=== EXERCISE MATERIALS ===

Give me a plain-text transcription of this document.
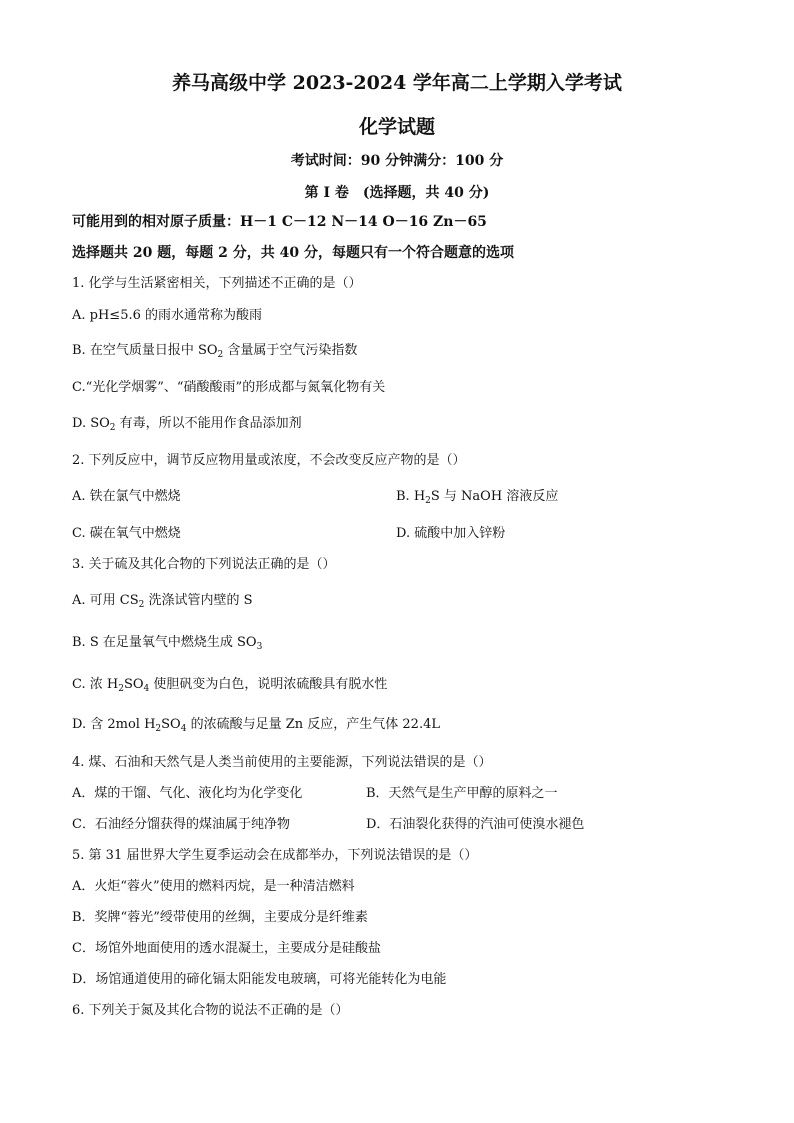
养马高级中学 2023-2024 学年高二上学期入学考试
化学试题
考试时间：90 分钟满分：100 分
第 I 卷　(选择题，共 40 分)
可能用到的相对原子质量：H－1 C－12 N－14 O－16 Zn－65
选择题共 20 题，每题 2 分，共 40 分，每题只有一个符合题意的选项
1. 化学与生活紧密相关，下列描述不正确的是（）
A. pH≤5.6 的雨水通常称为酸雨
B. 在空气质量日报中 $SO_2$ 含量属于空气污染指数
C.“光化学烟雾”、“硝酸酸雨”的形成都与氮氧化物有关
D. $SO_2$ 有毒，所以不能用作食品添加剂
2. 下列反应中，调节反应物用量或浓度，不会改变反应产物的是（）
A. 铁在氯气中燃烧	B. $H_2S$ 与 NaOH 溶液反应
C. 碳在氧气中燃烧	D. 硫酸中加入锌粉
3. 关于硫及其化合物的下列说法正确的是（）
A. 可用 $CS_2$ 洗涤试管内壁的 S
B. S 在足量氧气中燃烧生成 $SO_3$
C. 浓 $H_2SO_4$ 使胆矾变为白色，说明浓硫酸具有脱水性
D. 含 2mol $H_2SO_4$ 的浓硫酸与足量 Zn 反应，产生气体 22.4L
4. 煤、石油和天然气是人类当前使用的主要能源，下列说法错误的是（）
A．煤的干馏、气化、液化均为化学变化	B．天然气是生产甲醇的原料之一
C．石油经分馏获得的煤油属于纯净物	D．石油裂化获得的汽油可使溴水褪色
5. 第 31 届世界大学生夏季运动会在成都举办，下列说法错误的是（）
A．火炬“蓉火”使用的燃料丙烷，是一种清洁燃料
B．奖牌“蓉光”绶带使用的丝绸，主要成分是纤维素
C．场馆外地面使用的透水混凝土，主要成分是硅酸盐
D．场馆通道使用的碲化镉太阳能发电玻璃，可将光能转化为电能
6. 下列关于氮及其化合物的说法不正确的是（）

===

EXERCISE AIM: List all lines where "下列说法错误的是" occurs.

CORRECT RESULT:
4. 煤、石油和天然气是人类当前使用的主要能源，下列说法错误的是（）
5. 第 31 届世界大学生夏季运动会在成都举办，下列说法错误的是（）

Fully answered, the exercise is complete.